=== Task details ===
Repeat all entries exactly.

(Stored data)
## BEGIN
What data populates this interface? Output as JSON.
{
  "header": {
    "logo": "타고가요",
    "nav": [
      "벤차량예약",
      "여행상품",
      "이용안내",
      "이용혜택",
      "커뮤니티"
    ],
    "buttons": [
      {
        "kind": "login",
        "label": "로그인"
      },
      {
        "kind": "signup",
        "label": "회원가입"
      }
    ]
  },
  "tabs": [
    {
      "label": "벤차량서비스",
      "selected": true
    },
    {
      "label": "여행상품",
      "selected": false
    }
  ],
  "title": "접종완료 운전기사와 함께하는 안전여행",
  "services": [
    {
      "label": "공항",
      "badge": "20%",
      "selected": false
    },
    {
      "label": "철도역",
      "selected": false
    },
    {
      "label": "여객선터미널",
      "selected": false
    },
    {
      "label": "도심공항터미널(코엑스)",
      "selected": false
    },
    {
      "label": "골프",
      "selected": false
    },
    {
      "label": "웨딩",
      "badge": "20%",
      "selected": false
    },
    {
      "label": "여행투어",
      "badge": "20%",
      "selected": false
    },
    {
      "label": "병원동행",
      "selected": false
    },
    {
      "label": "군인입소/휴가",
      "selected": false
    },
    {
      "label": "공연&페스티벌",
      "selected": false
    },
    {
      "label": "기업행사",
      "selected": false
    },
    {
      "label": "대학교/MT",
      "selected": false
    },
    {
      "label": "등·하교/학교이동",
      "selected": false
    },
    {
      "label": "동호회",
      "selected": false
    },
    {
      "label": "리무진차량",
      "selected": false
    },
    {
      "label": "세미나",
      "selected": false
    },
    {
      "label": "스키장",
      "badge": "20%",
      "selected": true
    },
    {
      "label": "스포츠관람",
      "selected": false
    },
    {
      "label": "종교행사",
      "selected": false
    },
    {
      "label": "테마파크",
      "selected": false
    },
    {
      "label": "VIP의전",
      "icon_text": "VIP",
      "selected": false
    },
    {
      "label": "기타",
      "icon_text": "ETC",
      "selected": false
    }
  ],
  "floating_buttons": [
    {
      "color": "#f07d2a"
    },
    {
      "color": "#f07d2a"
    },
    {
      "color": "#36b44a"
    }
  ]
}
## END
=== Task response ===
What data populates this interface? Output as JSON.
{
  "header": {
    "logo": "타고가요",
    "nav": [
      "벤차량예약",
      "여행상품",
      "이용안내",
      "이용혜택",
      "커뮤니티"
    ],
    "buttons": [
      {
        "kind": "login",
        "label": "로그인"
      },
      {
        "kind": "signup",
        "label": "회원가입"
      }
    ]
  },
  "tabs": [
    {
      "label": "벤차량서비스",
      "selected": true
    },
    {
      "label": "여행상품",
      "selected": false
    }
  ],
  "title": "접종완료 운전기사와 함께하는 안전여행",
  "services": [
    {
      "label": "공항",
      "badge": "20%",
      "selected": false
    },
    {
      "label": "철도역",
      "selected": false
    },
    {
      "label": "여객선터미널",
      "selected": false
    },
    {
      "label": "도심공항터미널(코엑스)",
      "selected": false
    },
    {
      "label": "골프",
      "selected": false
    },
    {
      "label": "웨딩",
      "badge": "20%",
      "selected": false
    },
    {
      "label": "여행투어",
      "badge": "20%",
      "selected": false
    },
    {
      "label": "병원동행",
      "selected": false
    },
    {
      "label": "군인입소/휴가",
      "selected": false
    },
    {
      "label": "공연&페스티벌",
      "selected": false
    },
    {
      "label": "기업행사",
      "selected": false
    },
    {
      "label": "대학교/MT",
      "selected": false
    },
    {
      "label": "등·하교/학교이동",
      "selected": false
    },
    {
      "label": "동호회",
      "selected": false
    },
    {
      "label": "리무진차량",
      "selected": false
    },
    {
      "label": "세미나",
      "selected": false
    },
    {
      "label": "스키장",
      "badge": "20%",
      "selected": true
    },
    {
      "label": "스포츠관람",
      "selected": false
    },
    {
      "label": "종교행사",
      "selected": false
    },
    {
      "label": "테마파크",
      "selected": false
    },
    {
      "label": "VIP의전",
      "icon_text": "VIP",
      "selected": false
    },
    {
      "label": "기타",
      "icon_text": "ETC",
      "selected": false
    }
  ],
  "floating_buttons": [
    {
      "color": "#f07d2a"
    },
    {
      "color": "#f07d2a"
    },
    {
      "color": "#36b44a"
    }
  ]
}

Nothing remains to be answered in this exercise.